### What the exercise asks
Please restate the following records word for word.

-------

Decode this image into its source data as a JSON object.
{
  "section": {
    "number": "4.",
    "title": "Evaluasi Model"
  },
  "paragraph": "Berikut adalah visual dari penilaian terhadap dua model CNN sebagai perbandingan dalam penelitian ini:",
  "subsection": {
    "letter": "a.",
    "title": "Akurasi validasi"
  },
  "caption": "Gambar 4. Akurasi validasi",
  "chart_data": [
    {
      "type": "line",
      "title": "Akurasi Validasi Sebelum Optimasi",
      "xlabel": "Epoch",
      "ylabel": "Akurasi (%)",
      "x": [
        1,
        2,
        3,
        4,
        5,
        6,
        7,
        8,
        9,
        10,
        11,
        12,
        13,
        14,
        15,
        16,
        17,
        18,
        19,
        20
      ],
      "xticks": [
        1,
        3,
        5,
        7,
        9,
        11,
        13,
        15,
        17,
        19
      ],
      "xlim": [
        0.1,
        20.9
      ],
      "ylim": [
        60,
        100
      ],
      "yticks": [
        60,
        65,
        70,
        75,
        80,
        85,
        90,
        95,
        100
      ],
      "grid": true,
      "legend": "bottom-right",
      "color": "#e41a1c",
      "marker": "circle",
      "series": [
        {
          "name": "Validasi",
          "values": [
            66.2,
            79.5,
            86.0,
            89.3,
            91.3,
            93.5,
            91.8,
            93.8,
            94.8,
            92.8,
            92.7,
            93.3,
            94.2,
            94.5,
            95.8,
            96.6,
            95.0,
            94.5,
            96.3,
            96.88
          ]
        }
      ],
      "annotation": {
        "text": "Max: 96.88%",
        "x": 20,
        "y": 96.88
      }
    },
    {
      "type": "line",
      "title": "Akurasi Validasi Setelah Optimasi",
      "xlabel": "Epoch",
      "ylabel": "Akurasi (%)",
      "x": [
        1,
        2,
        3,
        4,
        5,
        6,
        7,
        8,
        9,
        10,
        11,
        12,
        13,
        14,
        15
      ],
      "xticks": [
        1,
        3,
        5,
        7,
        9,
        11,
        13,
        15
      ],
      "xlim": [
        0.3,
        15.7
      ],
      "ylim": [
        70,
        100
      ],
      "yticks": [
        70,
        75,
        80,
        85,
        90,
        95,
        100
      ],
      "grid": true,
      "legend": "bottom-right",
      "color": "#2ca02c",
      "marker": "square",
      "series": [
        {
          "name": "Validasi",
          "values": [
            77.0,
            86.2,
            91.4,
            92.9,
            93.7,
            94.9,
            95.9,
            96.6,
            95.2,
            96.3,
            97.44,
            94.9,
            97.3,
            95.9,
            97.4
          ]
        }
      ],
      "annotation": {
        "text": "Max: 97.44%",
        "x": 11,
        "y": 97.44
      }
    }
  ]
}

-------

### Solution
Decode this image into its source data as a JSON object.
{
  "section": {
    "number": "4.",
    "title": "Evaluasi Model"
  },
  "paragraph": "Berikut adalah visual dari penilaian terhadap dua model CNN sebagai perbandingan dalam penelitian ini:",
  "subsection": {
    "letter": "a.",
    "title": "Akurasi validasi"
  },
  "caption": "Gambar 4. Akurasi validasi",
  "chart_data": [
    {
      "type": "line",
      "title": "Akurasi Validasi Sebelum Optimasi",
      "xlabel": "Epoch",
      "ylabel": "Akurasi (%)",
      "x": [
        1,
        2,
        3,
        4,
        5,
        6,
        7,
        8,
        9,
        10,
        11,
        12,
        13,
        14,
        15,
        16,
        17,
        18,
        19,
        20
      ],
      "xticks": [
        1,
        3,
        5,
        7,
        9,
        11,
        13,
        15,
        17,
        19
      ],
      "xlim": [
        0.1,
        20.9
      ],
      "ylim": [
        60,
        100
      ],
      "yticks": [
        60,
        65,
        70,
        75,
        80,
        85,
        90,
        95,
        100
      ],
      "grid": true,
      "legend": "bottom-right",
      "color": "#e41a1c",
      "marker": "circle",
      "series": [
        {
          "name": "Validasi",
          "values": [
            66.2,
            79.5,
            86.0,
            89.3,
            91.3,
            93.5,
            91.8,
            93.8,
            94.8,
            92.8,
            92.7,
            93.3,
            94.2,
            94.5,
            95.8,
            96.6,
            95.0,
            94.5,
            96.3,
            96.88
          ]
        }
      ],
      "annotation": {
        "text": "Max: 96.88%",
        "x": 20,
        "y": 96.88
      }
    },
    {
      "type": "line",
      "title": "Akurasi Validasi Setelah Optimasi",
      "xlabel": "Epoch",
      "ylabel": "Akurasi (%)",
      "x": [
        1,
        2,
        3,
        4,
        5,
        6,
        7,
        8,
        9,
        10,
        11,
        12,
        13,
        14,
        15
      ],
      "xticks": [
        1,
        3,
        5,
        7,
        9,
        11,
        13,
        15
      ],
      "xlim": [
        0.3,
        15.7
      ],
      "ylim": [
        70,
        100
      ],
      "yticks": [
        70,
        75,
        80,
        85,
        90,
        95,
        100
      ],
      "grid": true,
      "legend": "bottom-right",
      "color": "#2ca02c",
      "marker": "square",
      "series": [
        {
          "name": "Validasi",
          "values": [
            77.0,
            86.2,
            91.4,
            92.9,
            93.7,
            94.9,
            95.9,
            96.6,
            95.2,
            96.3,
            97.44,
            94.9,
            97.3,
            95.9,
            97.4
          ]
        }
      ],
      "annotation": {
        "text": "Max: 97.44%",
        "x": 11,
        "y": 97.44
      }
    }
  ]
}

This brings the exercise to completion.